_Extracted records:_
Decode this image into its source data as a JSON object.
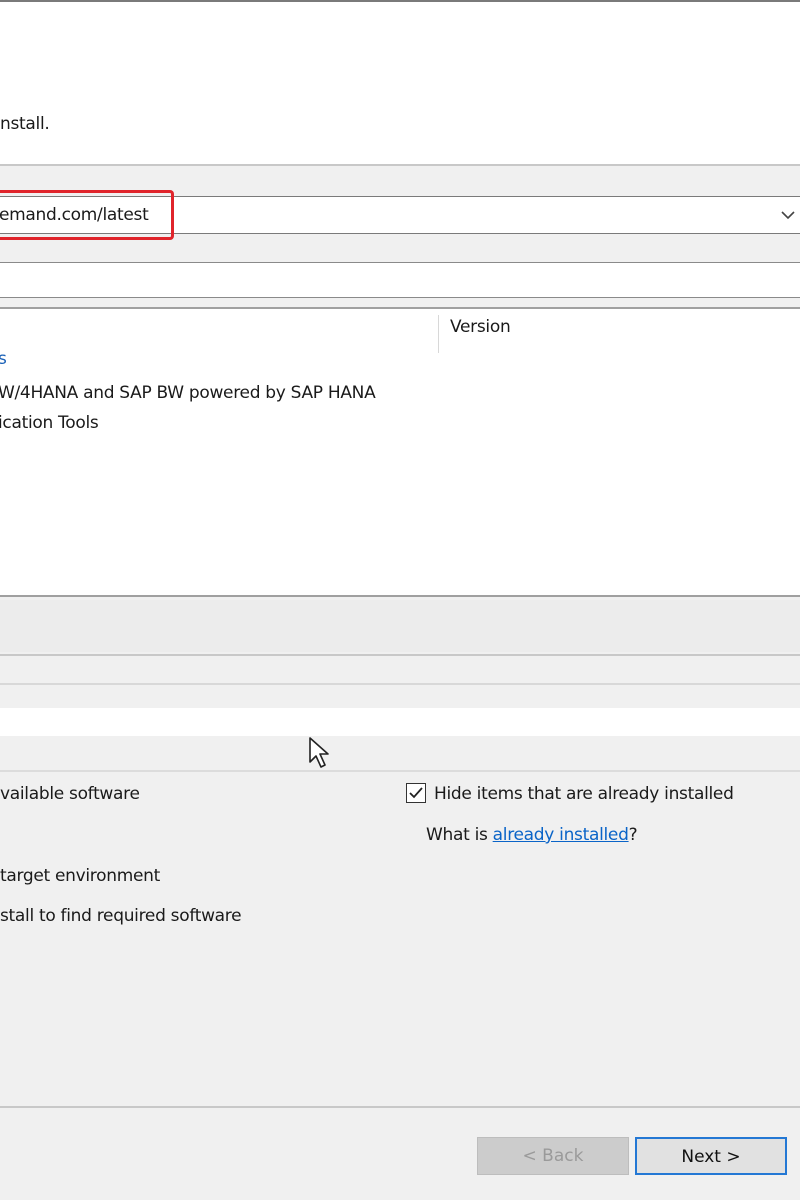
{
  "header": {
    "message_fragment": "nstall."
  },
  "site": {
    "url_fragment": "emand.com/latest",
    "dropdown_icon": "chevron-down-icon"
  },
  "table": {
    "version_header": "Version",
    "rows": [
      "s",
      "W/4HANA and SAP BW powered by SAP HANA",
      "ication Tools"
    ]
  },
  "options": {
    "left": [
      "vailable software",
      "target environment",
      "stall to find required software"
    ],
    "hide_installed_label": "Hide items that are already installed",
    "hide_installed_checked": true,
    "what_is_prefix": "What is ",
    "already_installed_link": "already installed",
    "what_is_suffix": "?"
  },
  "buttons": {
    "back": "< Back",
    "next": "Next >"
  },
  "colors": {
    "highlight_box": "#e0242b",
    "link": "#0a64c8",
    "default_button_border": "#2478d4"
  }
}
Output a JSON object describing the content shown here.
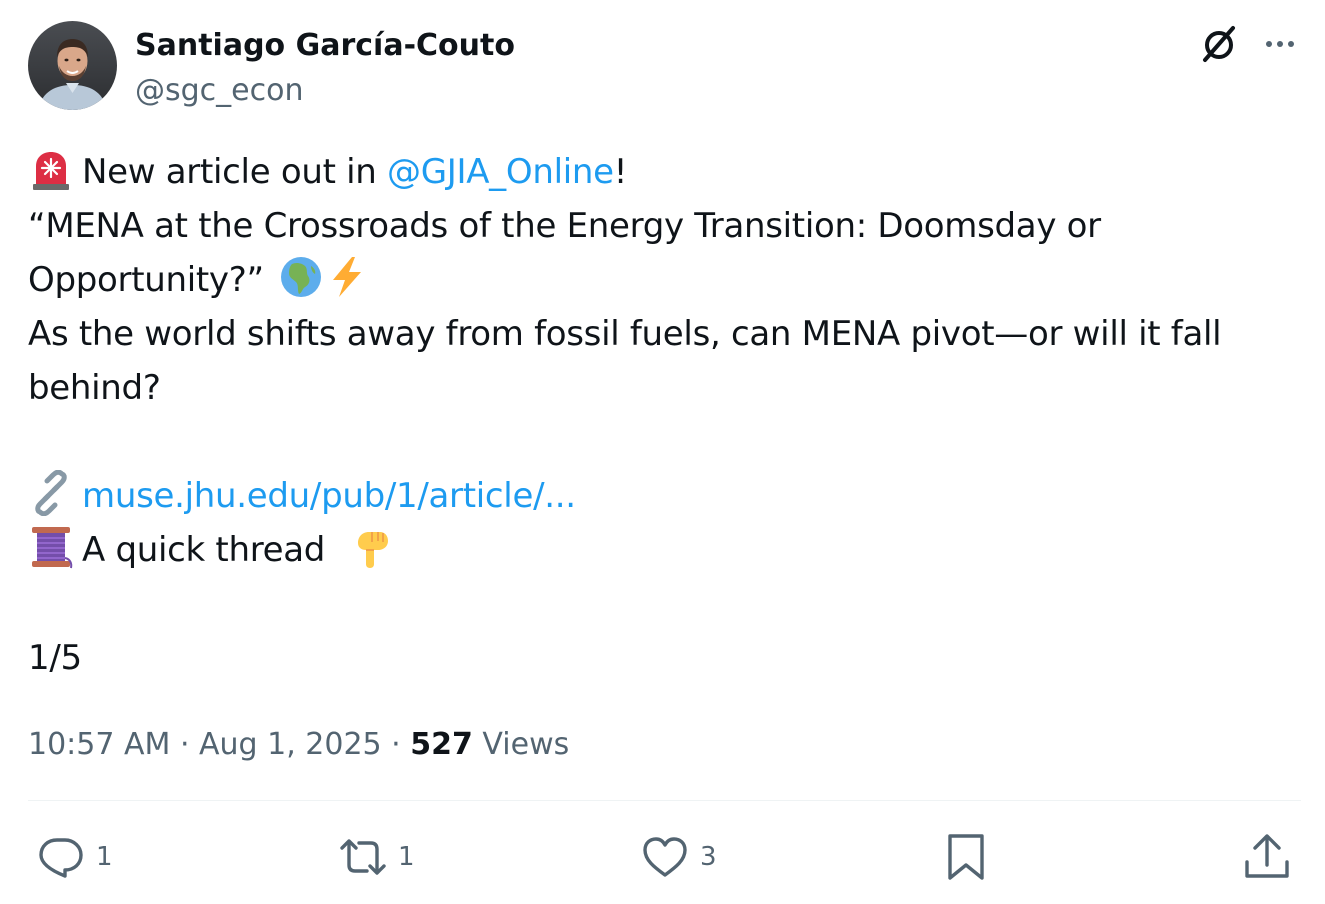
{
  "author": {
    "name": "Santiago García-Couto",
    "handle": "@sgc_econ"
  },
  "tweet": {
    "line1": {
      "emoji": "rotating-light-emoji",
      "prefix": "New article out in ",
      "mention": "@GJIA_Online",
      "suffix": "!"
    },
    "line2": "“MENA at the Crossroads of the Energy Transition: Doomsday or",
    "line3": {
      "text": "Opportunity?”",
      "emojis": [
        "globe-africa-emoji",
        "high-voltage-emoji"
      ]
    },
    "line4": "As the world shifts away from fossil fuels, can MENA pivot—or will it fall",
    "line5": "behind?",
    "line7": {
      "emoji": "link-emoji",
      "url": "muse.jhu.edu/pub/1/article/..."
    },
    "line8": {
      "emoji": "thread-spool-emoji",
      "text": "A quick thread ",
      "trailing_emoji": "pointing-down-emoji"
    },
    "line10": "1/5"
  },
  "meta": {
    "time": "10:57 AM",
    "sep1": " · ",
    "date": "Aug 1, 2025",
    "sep2": " · ",
    "views_count": "527",
    "views_label": " Views"
  },
  "actions": {
    "replies": "1",
    "reposts": "1",
    "likes": "3"
  },
  "colors": {
    "link": "#1d9bf0",
    "text": "#0f1419",
    "secondary": "#536471"
  }
}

_Given task:_ Search the data for "down" and list every line in which it occurs.

_The response:_
    "dropdown_icon": "chevron-down-icon"
      "trailing_emoji": "pointing-down-emoji"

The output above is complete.